- Set exercise: Count every line in the entries that contains "Align". Report that count alone.

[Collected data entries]
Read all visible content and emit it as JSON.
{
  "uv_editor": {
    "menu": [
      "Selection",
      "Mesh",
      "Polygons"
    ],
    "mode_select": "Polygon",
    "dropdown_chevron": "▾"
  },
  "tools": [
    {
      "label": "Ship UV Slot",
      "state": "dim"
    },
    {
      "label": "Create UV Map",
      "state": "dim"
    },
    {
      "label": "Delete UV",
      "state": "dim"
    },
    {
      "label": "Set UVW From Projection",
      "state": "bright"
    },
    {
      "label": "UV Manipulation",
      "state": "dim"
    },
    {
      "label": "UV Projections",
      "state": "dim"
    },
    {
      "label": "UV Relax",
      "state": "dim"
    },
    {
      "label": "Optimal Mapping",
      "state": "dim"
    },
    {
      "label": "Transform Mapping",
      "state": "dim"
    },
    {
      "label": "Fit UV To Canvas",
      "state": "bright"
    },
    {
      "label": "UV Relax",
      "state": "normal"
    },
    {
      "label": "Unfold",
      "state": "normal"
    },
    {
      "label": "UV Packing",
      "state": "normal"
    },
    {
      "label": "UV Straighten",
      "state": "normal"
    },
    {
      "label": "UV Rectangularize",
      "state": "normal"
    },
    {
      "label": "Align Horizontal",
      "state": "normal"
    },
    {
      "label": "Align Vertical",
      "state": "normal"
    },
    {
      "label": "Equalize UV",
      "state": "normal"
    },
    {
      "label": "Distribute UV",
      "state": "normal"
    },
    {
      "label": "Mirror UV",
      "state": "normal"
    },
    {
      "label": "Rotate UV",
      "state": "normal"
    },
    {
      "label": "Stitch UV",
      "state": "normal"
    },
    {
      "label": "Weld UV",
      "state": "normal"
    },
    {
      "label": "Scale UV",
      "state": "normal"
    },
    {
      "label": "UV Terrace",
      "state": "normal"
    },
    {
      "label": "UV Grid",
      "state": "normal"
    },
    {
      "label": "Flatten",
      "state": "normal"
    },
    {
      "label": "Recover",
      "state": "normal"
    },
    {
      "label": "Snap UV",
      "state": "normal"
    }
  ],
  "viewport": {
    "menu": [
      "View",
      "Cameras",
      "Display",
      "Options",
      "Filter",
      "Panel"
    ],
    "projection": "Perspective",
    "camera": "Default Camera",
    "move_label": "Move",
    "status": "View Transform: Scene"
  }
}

- Output of the task: 2